Selected text -
-*-*-

    Yes, I agree that caring for kids is hard work. However, if anything DS is easier now that he can do a lot by himself and is potty trained.
    It might have been hard for her to bring up. I really don't like the reason for the increase. It really feels as if there wouldn't have been an increase except that she sees we have the money to put DS in preschool.
    We will pay what we need to to keep DS cared for.

    She is licensed for home daycare.

  4. jewels3 Says:
    1379817193

    What is best for your son? I think that's what you need to look at. How will he react to the new change if you adjust his schedule? If she's a good provider, your son feels safe and is well cared for, then that's definitely worth the extra fee. Would you work for $4.50 an hour? Daycare providers are significantly underpaid.

  5. Thrifty Ray Says:
    1379822910

    I would base a decision on the length of relationship you have with the daycare provider and the satisfaction you have in the care your son receives. You are the best judge of those factors- Those that provide daycare do so for a variety of reasons and do so knowing what their income will be- daycare IS tough, but so is working outside the home and there should be a balance that works for you and for her.

  6. MonkeyMama Says:
    1379824597

    You just have to weight the benefits and costs. I think there is probably almost always a better deal out there, but you know, only you can make that decision. It is going to depend a lot on your child. Also, my experience in the past looking for very part-time care was that generally if you want to hold a spot you had to pay for more full-time care. Because otherwise they rather just have someone full-time. I get the sense this is where she is coming from, but you know, should have thought about that sooner. You don't change the rules mid-game. If she needs to change the rules, I don't think it is a bad idea to consider other options. If she was so much worth it and you felt she was worth more, you wouldn't have had such a strong gut reaction? Sure, having a safe place for your child is priceless, but on the flip side, we never really had any trouble finding awesome care for our kids at a reasonable price. There's just so many people out there who have a strong passion for working with children.

-*-*-

Given entries -
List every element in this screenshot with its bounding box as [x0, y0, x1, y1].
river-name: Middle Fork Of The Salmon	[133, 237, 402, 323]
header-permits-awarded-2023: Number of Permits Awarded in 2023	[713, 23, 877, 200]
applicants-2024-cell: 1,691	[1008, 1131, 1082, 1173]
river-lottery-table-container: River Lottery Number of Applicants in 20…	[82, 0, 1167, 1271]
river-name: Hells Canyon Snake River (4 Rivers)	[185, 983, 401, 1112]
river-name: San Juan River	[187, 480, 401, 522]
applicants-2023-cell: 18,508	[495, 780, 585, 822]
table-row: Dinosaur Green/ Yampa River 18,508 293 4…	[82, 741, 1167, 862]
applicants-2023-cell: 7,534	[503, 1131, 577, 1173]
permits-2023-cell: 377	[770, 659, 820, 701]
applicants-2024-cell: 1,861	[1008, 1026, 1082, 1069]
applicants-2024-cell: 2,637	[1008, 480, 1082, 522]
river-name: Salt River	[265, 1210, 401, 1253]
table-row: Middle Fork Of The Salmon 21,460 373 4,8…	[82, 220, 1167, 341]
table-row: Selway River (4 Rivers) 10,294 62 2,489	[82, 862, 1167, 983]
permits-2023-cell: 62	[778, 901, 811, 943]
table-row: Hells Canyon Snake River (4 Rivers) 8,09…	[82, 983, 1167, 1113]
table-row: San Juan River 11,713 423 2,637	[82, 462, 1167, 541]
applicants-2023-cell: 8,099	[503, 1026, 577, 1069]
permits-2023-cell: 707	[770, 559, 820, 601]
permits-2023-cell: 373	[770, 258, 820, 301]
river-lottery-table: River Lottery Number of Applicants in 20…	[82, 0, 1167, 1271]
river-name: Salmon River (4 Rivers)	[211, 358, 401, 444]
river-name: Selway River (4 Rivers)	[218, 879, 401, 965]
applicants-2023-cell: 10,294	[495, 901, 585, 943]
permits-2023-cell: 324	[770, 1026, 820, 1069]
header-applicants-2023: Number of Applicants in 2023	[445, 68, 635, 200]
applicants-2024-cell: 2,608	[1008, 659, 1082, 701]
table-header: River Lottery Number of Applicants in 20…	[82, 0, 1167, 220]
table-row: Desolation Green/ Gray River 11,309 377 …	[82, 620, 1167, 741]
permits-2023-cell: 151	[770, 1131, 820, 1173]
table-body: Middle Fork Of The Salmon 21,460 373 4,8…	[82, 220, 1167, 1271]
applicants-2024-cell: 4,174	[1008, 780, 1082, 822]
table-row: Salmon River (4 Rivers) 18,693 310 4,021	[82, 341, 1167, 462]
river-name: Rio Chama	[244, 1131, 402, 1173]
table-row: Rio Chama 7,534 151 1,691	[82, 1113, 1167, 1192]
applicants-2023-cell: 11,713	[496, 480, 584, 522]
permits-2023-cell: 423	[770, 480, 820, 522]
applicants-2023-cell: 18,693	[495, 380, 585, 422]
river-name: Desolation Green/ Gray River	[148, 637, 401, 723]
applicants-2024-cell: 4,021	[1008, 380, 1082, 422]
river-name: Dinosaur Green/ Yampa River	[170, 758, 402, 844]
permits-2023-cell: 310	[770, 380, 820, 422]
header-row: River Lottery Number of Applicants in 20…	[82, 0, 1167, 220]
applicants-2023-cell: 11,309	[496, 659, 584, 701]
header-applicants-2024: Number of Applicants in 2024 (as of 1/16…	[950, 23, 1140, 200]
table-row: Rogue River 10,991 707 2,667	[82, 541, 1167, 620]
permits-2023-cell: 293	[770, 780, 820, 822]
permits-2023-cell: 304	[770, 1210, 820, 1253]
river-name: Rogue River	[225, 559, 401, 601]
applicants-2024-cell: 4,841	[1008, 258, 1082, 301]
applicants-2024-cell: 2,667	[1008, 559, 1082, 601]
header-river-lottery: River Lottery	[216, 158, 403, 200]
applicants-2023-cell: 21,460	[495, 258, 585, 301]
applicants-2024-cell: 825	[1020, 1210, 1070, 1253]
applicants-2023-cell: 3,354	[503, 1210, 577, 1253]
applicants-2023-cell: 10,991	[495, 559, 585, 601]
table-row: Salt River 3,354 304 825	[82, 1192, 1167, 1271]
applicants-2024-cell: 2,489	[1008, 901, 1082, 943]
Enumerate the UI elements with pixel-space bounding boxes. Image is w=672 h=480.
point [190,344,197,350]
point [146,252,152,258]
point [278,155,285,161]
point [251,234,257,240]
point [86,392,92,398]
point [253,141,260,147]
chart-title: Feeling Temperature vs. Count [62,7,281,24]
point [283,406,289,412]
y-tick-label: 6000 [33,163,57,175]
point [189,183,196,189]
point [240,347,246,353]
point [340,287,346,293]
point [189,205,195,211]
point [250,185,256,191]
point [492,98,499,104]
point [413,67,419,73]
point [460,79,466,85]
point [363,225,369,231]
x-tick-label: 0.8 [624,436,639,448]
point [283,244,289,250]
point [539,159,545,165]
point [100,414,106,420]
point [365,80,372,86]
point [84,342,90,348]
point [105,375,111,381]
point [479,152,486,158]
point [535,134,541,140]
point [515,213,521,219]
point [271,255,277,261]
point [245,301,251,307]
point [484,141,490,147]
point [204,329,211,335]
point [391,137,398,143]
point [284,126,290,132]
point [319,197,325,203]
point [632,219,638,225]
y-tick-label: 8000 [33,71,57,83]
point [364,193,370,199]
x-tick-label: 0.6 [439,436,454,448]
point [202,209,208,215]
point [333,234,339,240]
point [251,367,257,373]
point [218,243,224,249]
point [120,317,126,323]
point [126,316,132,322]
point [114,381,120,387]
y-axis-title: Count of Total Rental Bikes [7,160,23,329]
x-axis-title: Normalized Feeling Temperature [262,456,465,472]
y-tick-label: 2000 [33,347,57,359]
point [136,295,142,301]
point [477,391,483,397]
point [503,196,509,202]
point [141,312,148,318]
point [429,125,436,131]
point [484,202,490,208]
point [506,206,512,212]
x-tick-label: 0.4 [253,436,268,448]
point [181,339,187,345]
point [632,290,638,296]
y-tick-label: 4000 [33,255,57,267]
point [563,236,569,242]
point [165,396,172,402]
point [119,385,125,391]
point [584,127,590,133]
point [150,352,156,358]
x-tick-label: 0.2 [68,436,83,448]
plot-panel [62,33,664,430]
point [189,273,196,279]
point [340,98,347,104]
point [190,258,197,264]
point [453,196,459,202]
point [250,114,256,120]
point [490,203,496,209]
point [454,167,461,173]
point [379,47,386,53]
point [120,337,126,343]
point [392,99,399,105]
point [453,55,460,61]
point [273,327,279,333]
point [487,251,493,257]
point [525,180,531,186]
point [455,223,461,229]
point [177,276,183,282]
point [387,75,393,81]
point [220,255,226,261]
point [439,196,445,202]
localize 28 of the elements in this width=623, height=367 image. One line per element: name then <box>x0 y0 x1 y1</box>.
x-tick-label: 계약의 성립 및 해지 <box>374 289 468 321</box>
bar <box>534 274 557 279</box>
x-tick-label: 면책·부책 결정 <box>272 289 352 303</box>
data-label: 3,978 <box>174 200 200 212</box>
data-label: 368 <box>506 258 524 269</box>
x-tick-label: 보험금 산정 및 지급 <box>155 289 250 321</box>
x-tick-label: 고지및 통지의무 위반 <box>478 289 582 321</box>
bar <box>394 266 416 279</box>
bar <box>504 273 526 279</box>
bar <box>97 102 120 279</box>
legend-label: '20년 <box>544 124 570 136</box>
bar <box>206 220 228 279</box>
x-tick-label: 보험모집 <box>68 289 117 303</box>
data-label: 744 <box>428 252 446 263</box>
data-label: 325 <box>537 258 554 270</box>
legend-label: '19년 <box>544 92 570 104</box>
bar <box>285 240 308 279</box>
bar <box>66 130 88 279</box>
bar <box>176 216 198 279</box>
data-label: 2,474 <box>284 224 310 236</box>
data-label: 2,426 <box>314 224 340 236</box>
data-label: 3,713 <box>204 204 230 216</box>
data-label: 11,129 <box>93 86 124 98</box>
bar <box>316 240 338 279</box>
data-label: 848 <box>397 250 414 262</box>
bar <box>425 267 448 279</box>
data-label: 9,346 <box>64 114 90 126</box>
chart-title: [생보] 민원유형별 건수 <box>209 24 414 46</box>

-*-*-

What you need to do -
- A) Rewrite the daycare discussion from "What is best" up to and including "and for her.", putting "higher rate" in place of "extra fee".
- B) For each statement below, say whether it agrees with the daycare discussion, and back each yes or no with the deciding words quoted from it.
(i) The child referred to as DS is potty trained.
(ii) The provider holds a license for home daycare.
(iii) jewels3 says that daycare providers are well paid.
- C) Answer these questions from the daycare discussion:
(i) What hourly amount does jewels3 mention?
(ii) On what two things would Thrifty Ray base a decision?
(iii) According to MonkeyMama, what generally had to be done to hold a spot when looking for very part-time care?

Results for each task -
- A)
What is best for your son? I think that's what you need to look at. How will he react to the new change if you adjust his schedule? If she's a good provider, your son feels safe and is well cared for, then that's definitely worth the higher rate. Would you work for $4.50 an hour? Daycare providers are significantly underpaid.

  5. Thrifty Ray Says:
    1379822910

    I would base a decision on the length of relationship you have with the daycare provider and the satisfaction you have in the care your son receives. You are the best judge of those factors- Those that provide daycare do so for a variety of reasons and do so knowing what their income will be- daycare IS tough, but so is working outside the home and there should be a balance that works for you and for her.

- B)
(i) Yes: "he can do a lot by himself and is potty trained."
(ii) Yes: "She is licensed for home daycare."
(iii) No: "Daycare providers are significantly underpaid."

- C)
(i) $4.50 an hour.
(ii) The length of the relationship with the daycare provider and the satisfaction with the care the son receives.
(iii) Pay for more full-time care.